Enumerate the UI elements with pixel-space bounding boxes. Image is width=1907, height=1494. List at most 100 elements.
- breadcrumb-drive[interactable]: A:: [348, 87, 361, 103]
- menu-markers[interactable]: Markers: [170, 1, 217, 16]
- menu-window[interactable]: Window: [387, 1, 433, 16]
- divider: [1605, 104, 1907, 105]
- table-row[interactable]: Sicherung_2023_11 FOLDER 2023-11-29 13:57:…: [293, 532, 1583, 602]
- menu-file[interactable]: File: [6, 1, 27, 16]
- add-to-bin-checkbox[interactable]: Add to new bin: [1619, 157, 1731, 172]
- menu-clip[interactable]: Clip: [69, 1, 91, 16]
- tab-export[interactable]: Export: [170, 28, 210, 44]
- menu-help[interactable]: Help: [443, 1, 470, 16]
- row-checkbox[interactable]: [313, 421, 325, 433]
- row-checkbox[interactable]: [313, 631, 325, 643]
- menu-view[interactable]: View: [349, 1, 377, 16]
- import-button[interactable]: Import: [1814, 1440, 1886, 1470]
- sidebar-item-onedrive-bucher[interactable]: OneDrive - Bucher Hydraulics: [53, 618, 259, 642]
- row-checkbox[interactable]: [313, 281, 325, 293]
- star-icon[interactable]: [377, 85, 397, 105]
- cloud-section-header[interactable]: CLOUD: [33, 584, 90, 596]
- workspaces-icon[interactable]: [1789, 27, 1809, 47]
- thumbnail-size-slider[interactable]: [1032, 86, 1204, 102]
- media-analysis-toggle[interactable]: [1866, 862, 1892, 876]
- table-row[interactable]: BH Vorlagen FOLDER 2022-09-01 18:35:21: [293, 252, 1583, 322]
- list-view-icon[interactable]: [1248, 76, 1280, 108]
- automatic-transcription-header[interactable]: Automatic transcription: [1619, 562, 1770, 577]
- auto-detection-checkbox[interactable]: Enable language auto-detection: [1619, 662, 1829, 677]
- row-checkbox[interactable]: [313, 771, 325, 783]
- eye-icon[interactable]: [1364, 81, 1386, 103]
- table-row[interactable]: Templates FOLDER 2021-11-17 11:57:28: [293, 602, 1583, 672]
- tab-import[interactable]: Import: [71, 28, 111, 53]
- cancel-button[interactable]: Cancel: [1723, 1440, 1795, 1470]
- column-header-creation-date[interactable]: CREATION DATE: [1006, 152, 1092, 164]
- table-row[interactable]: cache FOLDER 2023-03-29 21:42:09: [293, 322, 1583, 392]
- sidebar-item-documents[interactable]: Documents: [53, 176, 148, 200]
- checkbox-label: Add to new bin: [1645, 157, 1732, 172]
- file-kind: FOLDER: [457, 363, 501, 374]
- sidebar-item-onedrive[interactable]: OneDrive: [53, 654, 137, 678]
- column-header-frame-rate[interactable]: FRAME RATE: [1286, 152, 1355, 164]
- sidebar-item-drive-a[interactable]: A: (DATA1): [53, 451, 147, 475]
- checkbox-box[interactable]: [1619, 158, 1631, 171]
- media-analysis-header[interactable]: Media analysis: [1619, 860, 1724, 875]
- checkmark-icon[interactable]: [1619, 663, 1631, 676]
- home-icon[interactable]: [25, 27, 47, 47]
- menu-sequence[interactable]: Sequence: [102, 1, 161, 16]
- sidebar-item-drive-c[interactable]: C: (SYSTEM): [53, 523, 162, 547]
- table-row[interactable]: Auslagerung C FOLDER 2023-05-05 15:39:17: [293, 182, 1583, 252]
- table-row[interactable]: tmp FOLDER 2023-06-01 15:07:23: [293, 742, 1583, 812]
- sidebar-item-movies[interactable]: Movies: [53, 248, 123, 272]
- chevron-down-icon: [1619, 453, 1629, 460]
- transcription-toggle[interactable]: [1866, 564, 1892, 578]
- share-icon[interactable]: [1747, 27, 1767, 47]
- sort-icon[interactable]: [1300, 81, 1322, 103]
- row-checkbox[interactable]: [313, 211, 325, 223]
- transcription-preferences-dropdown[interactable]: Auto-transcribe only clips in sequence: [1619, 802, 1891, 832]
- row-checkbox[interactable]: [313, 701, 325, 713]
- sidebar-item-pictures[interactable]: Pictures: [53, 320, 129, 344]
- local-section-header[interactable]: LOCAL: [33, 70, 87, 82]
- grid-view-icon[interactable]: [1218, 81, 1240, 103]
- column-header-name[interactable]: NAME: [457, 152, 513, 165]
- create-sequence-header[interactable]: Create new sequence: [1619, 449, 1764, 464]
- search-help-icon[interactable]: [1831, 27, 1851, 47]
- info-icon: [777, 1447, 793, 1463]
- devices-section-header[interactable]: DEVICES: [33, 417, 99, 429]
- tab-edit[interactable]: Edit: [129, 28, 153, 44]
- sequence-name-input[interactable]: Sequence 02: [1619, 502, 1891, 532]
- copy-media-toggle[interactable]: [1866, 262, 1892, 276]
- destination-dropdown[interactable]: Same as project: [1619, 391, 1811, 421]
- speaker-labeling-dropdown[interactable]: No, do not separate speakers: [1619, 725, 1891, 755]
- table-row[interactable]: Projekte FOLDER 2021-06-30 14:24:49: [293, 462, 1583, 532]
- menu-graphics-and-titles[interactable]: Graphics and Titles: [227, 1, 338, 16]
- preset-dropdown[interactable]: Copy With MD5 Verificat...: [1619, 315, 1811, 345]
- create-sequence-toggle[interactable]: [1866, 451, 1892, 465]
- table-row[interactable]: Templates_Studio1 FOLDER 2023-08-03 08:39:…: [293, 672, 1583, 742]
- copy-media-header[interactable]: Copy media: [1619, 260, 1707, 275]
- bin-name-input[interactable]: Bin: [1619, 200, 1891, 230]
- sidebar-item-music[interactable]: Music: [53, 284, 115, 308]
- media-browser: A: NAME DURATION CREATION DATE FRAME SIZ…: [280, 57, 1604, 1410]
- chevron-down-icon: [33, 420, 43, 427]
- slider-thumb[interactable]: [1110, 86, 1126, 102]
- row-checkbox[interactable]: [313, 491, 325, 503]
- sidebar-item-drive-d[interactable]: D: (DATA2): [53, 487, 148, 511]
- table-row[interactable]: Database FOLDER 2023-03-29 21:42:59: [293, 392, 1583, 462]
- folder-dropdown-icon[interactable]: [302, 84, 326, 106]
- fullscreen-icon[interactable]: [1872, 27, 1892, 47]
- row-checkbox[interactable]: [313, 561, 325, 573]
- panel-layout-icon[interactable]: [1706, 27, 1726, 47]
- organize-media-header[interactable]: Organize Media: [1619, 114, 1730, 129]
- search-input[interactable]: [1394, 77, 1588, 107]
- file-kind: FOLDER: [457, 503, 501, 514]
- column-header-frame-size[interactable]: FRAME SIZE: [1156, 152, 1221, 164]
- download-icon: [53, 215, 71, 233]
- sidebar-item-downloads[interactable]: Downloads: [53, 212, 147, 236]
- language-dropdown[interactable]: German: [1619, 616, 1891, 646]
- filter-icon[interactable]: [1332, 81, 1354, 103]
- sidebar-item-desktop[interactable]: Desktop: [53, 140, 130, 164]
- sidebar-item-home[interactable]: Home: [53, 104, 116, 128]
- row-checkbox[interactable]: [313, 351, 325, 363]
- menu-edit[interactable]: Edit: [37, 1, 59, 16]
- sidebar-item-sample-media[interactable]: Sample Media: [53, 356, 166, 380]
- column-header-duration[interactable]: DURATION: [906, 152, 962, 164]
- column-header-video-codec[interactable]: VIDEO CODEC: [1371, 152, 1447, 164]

----------

◆ **Task to carry out**
Write out everything from the start of the items above down to the line containing "- cancel-button[interactable]: Cancel: [1723, 1440, 1795, 1470]", copying each line exactly.

◆ **Response to the task**
Enumerate the UI elements with pixel-space bounding boxes. Image is width=1907, height=1494. List at most 100 elements.
- breadcrumb-drive[interactable]: A:: [348, 87, 361, 103]
- menu-markers[interactable]: Markers: [170, 1, 217, 16]
- menu-window[interactable]: Window: [387, 1, 433, 16]
- divider: [1605, 104, 1907, 105]
- table-row[interactable]: Sicherung_2023_11 FOLDER 2023-11-29 13:57:…: [293, 532, 1583, 602]
- menu-file[interactable]: File: [6, 1, 27, 16]
- add-to-bin-checkbox[interactable]: Add to new bin: [1619, 157, 1731, 172]
- menu-clip[interactable]: Clip: [69, 1, 91, 16]
- tab-export[interactable]: Export: [170, 28, 210, 44]
- menu-help[interactable]: Help: [443, 1, 470, 16]
- row-checkbox[interactable]: [313, 421, 325, 433]
- row-checkbox[interactable]: [313, 631, 325, 643]
- menu-view[interactable]: View: [349, 1, 377, 16]
- import-button[interactable]: Import: [1814, 1440, 1886, 1470]
- sidebar-item-onedrive-bucher[interactable]: OneDrive - Bucher Hydraulics: [53, 618, 259, 642]
- row-checkbox[interactable]: [313, 281, 325, 293]
- star-icon[interactable]: [377, 85, 397, 105]
- cloud-section-header[interactable]: CLOUD: [33, 584, 90, 596]
- workspaces-icon[interactable]: [1789, 27, 1809, 47]
- thumbnail-size-slider[interactable]: [1032, 86, 1204, 102]
- media-analysis-toggle[interactable]: [1866, 862, 1892, 876]
- table-row[interactable]: BH Vorlagen FOLDER 2022-09-01 18:35:21: [293, 252, 1583, 322]
- list-view-icon[interactable]: [1248, 76, 1280, 108]
- automatic-transcription-header[interactable]: Automatic transcription: [1619, 562, 1770, 577]
- auto-detection-checkbox[interactable]: Enable language auto-detection: [1619, 662, 1829, 677]
- row-checkbox[interactable]: [313, 771, 325, 783]
- eye-icon[interactable]: [1364, 81, 1386, 103]
- table-row[interactable]: Templates FOLDER 2021-11-17 11:57:28: [293, 602, 1583, 672]
- tab-import[interactable]: Import: [71, 28, 111, 53]
- cancel-button[interactable]: Cancel: [1723, 1440, 1795, 1470]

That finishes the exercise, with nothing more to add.